» **EXERCISE 1**
According to the Möbius strip thread, what is the projective plane the union of?
» **EXERCISE 2**
Duplicate the stretch of the Möbius strip thread from "ReplyDeleteKlein bottle looks" through "along their boundaries.".
» **EXERCISE 3**
Pick up the Möbius strip thread after its last sentence and continue writing it.

══ READING PASSAGE

Möbius strip
A Möbius strip is a surface with only one side and only one boundary. The Möbius strip has the mathematical property of being non-orientable. It can be realized as a ruled surface.
Know more:
http://mathworld.wolfram.com/MoebiusStrip.html
Animation via reddit
#maths #mobiusstrip #animation
The motion is extremely cool... and it's a Menger fractal to boot. I'm surprised I haven't thought of experimenting with a Mobius strip yet - they aren't much more complicated than a torus to construct.
ReplyDeleteCan you 3D print one though...
ReplyDeleteIt's a real form Sam Collett, if that is what you're getting at. It's not an Escher-like impossible form.
ReplyDeleteIt does look unreal, does anything in nature take that form though?
ReplyDeleteKlein bottle looks interesting too
I don't believe it occurs naturally. I meant it isn't a logically impossible form. Just a funky-interesting one.
ReplyDeleteFor extra credit, make your mobius strip out of fairly wide paper, and then cut it in half lengthwise. Then cut that in half again and so forth. The results are kind of weird and worth exploring.
ReplyDelete+Sean Walker, the Mobius band is embedded in the space of rotations of 3-dimensional space. In fact, in that space of rotations there is a thing that is called "the projective plane." It is the union of a Mobius band and a disk where the two are joined along their boundaries.
ReplyDeleteA rotation of 180 degrees clockwise about a positive vertical axis is the same thing as a rotation 180 degrees counterclockwise about a negative vertical axis. If you tilt the axis, say, along the prime meridian/ international dateline, from the equator near the southern African coast (South of Guana) the antipodal axis will tilt towards Malaysia (rough geography). You can find a slim band around the longitude 0 and 180 where the rotations form a Mobius band.
A strip mobius has two edges. But the 3D sculptural version only has one edge.
ReplyDeleteBob Calder according to the mathematical definition of a "closed" Mobius band it has one bounding circle; it is a 2-dimensional surface that topologocally identical to one that is formed from the set of all points (x,y) in the plane with 0 less than or equal to x less than or equal to 10 (use \le for that inequality) and
ReplyDelete-1 \le y 1. The points (0,y) are identified with (10,-y). In this way, the short ends under-go a 1/2 twist as they are being "glued" together.
Scott Carter I tried to work through what you had described and was gapping a bit. At the highest level, I believe your point is that Mobius strips manifest 'naturally'. Correct? Digging in slightly deeper, I believe your point was that this natural manifestation can be arrived with a the space of 3D rotations. However, the mechanics of arriving at the thin strip you mentioned was lost on me. I think a more mathematical description would help - perhaps based on a spherical coordinate system. I believe your point is that when you rotate in some manner, some subset of points on the surface of a sphere move effectively along a path of a Mobius strip. Correct?

════
══ LISTING

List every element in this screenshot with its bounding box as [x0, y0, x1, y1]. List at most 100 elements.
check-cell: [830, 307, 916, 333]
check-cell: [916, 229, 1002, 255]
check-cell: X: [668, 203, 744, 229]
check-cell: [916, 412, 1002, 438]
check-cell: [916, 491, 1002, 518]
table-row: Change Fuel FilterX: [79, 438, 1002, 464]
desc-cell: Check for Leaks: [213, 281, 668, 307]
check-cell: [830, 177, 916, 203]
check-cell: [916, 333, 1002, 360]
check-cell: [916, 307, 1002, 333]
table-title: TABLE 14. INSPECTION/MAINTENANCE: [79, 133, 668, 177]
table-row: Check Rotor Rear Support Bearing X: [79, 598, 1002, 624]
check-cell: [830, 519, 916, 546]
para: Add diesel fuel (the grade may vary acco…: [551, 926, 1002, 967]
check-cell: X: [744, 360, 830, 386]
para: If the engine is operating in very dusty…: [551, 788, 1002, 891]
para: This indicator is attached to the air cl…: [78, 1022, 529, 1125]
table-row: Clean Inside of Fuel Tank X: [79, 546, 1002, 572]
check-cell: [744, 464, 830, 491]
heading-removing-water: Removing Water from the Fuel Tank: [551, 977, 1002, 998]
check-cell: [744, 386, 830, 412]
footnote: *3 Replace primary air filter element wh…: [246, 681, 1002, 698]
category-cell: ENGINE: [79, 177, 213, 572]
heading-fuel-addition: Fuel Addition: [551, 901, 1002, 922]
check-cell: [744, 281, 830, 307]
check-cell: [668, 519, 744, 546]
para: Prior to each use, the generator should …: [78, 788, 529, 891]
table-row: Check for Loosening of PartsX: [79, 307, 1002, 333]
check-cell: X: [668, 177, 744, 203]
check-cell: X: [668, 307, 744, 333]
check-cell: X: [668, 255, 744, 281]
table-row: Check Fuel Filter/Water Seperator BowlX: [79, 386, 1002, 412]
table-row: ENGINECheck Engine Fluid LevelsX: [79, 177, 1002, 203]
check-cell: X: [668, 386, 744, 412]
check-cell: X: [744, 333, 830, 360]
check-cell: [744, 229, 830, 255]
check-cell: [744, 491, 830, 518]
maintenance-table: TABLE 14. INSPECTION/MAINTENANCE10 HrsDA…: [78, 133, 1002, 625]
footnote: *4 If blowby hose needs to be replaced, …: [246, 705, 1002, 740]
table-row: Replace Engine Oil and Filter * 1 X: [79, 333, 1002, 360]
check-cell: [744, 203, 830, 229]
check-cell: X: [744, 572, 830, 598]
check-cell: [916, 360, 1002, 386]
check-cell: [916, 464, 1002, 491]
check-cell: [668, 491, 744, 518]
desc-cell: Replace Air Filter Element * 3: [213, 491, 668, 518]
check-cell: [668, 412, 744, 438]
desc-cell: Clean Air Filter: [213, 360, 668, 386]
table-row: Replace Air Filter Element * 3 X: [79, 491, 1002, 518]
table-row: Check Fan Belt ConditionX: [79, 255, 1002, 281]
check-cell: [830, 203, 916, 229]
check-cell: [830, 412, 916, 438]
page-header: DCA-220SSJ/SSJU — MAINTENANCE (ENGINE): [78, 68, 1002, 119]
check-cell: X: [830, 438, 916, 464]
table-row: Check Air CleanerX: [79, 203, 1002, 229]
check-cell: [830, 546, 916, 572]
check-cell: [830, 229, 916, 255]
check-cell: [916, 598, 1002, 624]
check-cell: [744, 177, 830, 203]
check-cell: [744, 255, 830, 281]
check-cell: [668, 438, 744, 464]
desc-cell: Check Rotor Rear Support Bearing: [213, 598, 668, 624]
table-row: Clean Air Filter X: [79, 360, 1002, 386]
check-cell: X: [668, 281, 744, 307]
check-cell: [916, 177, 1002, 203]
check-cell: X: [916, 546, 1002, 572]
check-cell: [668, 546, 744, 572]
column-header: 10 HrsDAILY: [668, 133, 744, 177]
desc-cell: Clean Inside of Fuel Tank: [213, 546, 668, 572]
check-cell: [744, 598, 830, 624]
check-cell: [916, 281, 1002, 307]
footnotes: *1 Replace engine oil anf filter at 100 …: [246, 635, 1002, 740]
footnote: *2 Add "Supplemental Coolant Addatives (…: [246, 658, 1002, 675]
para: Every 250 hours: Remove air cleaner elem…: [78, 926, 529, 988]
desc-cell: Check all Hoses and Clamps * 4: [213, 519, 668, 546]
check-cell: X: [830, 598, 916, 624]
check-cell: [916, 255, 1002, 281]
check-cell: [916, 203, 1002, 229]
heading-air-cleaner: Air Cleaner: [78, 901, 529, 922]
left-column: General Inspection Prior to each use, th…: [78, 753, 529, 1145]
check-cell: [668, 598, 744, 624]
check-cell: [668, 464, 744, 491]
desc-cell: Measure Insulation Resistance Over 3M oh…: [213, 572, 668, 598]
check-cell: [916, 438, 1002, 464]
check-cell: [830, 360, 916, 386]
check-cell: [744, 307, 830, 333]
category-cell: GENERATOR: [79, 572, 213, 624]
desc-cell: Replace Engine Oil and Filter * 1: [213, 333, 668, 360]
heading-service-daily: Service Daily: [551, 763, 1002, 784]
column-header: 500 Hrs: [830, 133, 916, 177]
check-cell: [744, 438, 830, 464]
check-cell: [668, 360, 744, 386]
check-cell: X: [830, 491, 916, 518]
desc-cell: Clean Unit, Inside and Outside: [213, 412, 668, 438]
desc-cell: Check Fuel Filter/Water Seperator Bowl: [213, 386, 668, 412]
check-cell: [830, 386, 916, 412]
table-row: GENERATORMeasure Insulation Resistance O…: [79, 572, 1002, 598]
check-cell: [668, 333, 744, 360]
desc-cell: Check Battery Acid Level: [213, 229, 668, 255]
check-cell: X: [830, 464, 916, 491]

════

» **RESPONSE 1**
A Möbius band and a disk joined along their boundaries.

» **RESPONSE 2**
ReplyDeleteKlein bottle looks interesting too
I don't believe it occurs naturally. I meant it isn't a logically impossible form. Just a funky-interesting one.
ReplyDeleteFor extra credit, make your mobius strip out of fairly wide paper, and then cut it in half lengthwise. Then cut that in half again and so forth. The results are kind of weird and worth exploring.
ReplyDelete+Sean Walker, the Mobius band is embedded in the space of rotations of 3-dimensional space. In fact, in that space of rotations there is a thing that is called "the projective plane." It is the union of a Mobius band and a disk where the two are joined along their boundaries.

» **RESPONSE 3**
ReplyDeleteSean Walker In order to understand the Mobius band as it is embedded in the space of rotations of 3-dimensional space, it takes a little time to first describe that space. Any rotation of 3-space can be restricted to a soccer ball centered at the origin. This is independent of any FIFA scandals. The ball will rotate along some axis and through some angle. The angle is any angle from -180 to +180 degrees.
ReplyDeleteWe can identify the set of these rotations with points in the inside of a (different) ball of radius 1. The axis determines a direction, and the angle determines a ratio along that axis. So if you rotate 20 degrees about the vertical axis, the start at the center of the ball and move vertically a distance 1/9 along that axis. If you move 45 degrees, then move a quarter of the way up the axis. To each rotation, we have a point in the ball. If the rotation is negative, then move down.
Now a positive 180 rotation about the vertical, is the same as a negative 180 degree rotation about the vertical. So the points on the boundary of the ball are identified antipodally.
Think of a vertical band inside this different ball, again centered along the axis. For definiteness, let's suppose that the band is aligned with the prime meridian and the international dateline. and it extends to a latitude of 80 degrees north and south. The rotations that correspond to that band form a Mobius band in then space of rotations.
I hope this helps. If not, look up SO(3) in Wikipedia.
Scott Carter I didn't study topology so thank you for the second pass on that. I understood your second description better than your first (Wikipedia on this is not very helpful for me as it covers too much material with very limited exposition).
ReplyDeleteIn any case, I understand now that you were not intending to provide an example of a natural occurrence of a Mobius in nature. A band in SO(3) undergoing a composition of rotational transformations is an alternate way of conceptualizing or imagining a Mobius as opposed to a natural occurrence of one. Otherwise any mathematical relationship or observation effectively would represent a natural occurrence and that would definitely be stretching the sense of the term.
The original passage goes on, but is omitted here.